● Problem description: From the records below, copy every line that contains the word "Share".
:: Record set
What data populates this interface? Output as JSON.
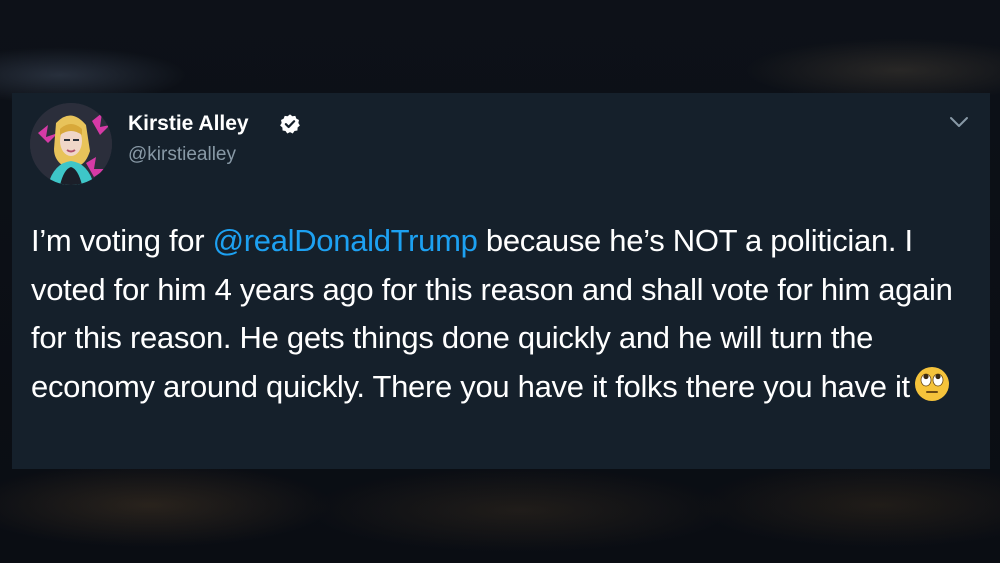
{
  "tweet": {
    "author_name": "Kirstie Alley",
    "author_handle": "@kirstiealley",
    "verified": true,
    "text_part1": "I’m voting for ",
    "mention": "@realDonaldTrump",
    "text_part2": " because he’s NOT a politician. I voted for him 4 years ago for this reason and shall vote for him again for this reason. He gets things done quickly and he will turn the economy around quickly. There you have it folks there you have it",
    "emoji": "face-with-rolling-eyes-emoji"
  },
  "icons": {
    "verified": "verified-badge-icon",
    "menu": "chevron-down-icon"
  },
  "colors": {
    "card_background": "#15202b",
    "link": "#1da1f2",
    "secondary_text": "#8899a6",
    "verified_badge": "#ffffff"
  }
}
::::
:: Record set
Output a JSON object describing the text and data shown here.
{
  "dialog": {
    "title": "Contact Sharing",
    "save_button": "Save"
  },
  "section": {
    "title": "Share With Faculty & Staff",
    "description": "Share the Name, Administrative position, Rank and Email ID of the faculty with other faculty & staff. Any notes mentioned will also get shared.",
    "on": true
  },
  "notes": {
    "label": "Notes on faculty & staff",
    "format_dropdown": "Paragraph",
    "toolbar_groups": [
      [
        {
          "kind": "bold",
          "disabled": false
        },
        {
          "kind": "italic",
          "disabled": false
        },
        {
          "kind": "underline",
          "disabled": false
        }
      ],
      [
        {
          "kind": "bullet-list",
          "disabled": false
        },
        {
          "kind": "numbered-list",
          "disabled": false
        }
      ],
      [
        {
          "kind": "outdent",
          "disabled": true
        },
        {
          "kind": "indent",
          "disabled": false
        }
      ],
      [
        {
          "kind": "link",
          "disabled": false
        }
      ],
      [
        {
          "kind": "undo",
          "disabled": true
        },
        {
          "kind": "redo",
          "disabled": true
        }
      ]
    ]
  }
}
::::
:: Record set
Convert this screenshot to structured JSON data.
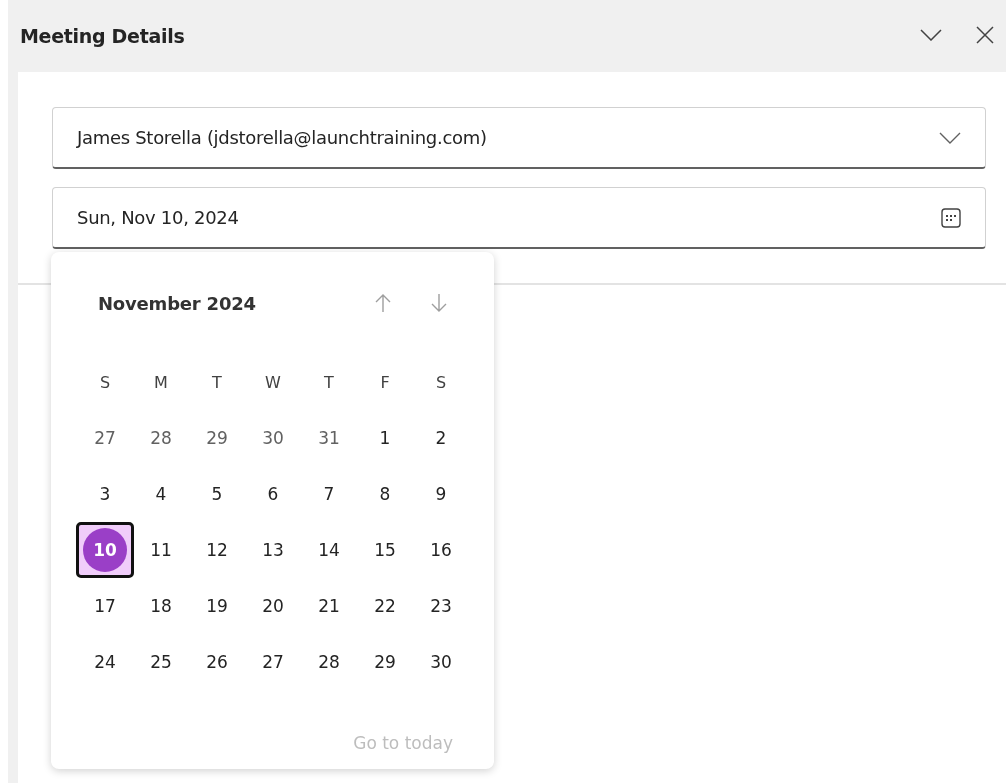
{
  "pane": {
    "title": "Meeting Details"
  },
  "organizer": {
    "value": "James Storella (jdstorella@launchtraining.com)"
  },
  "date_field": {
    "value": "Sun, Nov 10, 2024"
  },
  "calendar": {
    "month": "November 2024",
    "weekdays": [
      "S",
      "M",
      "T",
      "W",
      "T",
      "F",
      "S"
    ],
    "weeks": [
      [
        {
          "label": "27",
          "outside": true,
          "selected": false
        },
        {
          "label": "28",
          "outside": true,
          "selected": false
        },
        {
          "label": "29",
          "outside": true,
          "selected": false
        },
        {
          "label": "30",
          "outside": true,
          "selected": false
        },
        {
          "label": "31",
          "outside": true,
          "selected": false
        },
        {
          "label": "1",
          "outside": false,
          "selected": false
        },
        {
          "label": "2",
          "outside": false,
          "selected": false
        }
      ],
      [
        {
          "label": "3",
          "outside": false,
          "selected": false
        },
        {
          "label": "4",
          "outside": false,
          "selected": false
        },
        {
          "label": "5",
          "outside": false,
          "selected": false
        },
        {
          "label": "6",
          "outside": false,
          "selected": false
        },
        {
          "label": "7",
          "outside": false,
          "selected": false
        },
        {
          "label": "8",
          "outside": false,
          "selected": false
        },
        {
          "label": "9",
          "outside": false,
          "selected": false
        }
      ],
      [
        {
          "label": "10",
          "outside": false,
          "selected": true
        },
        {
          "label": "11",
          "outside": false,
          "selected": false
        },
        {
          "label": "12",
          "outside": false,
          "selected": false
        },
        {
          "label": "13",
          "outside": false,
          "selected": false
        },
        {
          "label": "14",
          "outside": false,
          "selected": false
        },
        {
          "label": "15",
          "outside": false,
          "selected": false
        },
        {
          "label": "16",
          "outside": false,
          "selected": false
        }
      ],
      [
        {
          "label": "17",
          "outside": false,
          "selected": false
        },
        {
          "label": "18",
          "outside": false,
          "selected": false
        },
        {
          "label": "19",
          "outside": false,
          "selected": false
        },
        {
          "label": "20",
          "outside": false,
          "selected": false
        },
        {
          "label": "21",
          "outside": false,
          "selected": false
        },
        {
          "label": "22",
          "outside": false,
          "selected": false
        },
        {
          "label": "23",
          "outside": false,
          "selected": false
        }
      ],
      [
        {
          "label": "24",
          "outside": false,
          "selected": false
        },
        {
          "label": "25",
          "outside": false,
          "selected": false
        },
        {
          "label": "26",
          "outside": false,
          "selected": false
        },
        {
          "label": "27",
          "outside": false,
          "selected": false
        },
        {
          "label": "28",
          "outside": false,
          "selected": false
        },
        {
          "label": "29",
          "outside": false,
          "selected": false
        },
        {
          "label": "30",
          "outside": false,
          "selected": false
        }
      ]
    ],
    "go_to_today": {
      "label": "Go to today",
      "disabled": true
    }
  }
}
::::
● Solution to this task:
    "title": "Share With Faculty & Staff",
    "description": "Share the Name, Administrative position, Rank and Email ID of the faculty with other faculty & staff. Any notes mentioned will also get shared.",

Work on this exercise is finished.